- THE TASK:
Only lines holding the word "Besuch" should be copied from the material.
-.-.-
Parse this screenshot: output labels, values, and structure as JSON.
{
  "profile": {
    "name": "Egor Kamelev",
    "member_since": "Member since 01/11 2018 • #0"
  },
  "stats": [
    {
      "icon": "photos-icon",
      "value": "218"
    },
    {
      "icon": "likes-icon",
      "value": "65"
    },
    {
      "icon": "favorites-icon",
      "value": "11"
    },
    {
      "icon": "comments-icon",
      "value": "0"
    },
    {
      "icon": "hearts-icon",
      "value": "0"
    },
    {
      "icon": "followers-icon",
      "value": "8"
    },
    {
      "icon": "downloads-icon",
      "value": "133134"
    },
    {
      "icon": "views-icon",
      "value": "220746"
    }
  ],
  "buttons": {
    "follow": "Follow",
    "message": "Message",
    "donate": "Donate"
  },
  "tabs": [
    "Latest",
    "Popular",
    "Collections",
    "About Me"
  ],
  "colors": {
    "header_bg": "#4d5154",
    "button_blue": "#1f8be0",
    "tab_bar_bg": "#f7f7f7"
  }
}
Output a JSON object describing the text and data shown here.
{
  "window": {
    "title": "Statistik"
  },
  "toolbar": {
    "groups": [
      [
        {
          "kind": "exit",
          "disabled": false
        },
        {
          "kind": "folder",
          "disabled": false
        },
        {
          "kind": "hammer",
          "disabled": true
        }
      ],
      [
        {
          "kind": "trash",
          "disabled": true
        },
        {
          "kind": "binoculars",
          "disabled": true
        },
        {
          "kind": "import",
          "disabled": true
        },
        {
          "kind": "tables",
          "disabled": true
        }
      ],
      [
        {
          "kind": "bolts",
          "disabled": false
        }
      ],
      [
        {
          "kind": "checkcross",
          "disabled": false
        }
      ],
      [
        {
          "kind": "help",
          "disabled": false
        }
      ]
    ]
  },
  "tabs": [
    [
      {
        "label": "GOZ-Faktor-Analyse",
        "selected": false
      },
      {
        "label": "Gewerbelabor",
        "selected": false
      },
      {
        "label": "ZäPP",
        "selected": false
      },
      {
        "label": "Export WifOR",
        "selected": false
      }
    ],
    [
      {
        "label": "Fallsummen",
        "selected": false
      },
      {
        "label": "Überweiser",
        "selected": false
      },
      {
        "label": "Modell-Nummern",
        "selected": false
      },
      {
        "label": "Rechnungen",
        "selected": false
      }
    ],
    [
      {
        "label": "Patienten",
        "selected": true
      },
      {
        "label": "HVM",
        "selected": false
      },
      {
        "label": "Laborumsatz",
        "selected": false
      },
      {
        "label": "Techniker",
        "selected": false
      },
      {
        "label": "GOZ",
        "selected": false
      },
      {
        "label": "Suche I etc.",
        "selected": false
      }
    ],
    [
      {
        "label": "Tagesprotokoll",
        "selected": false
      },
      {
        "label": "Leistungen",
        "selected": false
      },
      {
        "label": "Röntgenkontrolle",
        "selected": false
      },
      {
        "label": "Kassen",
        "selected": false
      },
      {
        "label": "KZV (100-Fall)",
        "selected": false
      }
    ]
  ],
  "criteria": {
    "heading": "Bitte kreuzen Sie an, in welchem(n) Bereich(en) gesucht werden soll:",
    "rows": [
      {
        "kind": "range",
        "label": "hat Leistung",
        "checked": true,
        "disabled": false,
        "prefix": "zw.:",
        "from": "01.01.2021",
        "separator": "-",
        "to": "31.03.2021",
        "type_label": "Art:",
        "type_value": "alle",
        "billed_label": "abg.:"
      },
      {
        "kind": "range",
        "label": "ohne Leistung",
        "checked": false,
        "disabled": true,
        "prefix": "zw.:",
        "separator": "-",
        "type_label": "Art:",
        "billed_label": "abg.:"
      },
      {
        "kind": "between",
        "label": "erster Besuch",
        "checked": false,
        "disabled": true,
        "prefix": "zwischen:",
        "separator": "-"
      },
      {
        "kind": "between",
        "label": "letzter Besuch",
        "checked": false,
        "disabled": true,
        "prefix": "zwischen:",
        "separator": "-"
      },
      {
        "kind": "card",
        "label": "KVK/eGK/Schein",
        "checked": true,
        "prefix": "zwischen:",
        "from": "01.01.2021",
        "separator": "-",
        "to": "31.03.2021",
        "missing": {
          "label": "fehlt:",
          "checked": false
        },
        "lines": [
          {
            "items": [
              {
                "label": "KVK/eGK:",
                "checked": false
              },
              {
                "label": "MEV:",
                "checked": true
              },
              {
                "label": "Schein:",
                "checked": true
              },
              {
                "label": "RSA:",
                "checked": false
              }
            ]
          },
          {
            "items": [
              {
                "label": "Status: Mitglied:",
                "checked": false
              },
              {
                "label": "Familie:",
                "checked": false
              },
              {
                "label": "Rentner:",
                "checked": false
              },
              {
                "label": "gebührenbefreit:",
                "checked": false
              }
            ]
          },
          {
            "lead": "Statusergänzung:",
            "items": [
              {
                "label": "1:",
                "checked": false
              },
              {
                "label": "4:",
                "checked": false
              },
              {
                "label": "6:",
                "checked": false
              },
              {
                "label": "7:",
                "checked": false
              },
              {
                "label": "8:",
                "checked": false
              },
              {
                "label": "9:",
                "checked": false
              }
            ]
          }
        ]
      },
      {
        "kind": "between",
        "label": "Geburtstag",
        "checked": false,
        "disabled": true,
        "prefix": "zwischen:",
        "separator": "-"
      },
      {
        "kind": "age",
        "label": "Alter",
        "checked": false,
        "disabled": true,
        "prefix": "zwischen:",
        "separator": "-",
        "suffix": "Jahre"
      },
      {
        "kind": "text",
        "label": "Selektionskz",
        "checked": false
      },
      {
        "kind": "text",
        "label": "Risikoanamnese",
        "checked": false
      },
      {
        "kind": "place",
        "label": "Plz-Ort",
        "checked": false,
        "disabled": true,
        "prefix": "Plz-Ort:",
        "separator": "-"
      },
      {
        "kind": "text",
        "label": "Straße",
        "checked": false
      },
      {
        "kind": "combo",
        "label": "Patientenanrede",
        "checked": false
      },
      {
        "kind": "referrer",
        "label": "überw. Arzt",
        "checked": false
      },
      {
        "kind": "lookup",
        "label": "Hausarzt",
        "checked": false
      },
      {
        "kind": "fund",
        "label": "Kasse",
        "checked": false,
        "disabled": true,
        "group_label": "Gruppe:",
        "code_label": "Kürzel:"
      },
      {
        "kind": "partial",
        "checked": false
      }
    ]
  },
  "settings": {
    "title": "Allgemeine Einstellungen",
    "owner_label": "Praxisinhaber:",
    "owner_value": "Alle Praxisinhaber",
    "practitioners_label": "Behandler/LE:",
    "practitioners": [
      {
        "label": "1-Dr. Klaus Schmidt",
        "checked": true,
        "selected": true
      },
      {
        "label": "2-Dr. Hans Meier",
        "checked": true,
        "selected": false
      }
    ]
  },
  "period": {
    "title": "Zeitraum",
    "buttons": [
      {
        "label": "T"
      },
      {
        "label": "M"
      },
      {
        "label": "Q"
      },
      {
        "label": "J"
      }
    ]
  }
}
-.-.-
- SOLUTION TO THIS PROBLEM:
        "label": "erster Besuch",
        "label": "letzter Besuch",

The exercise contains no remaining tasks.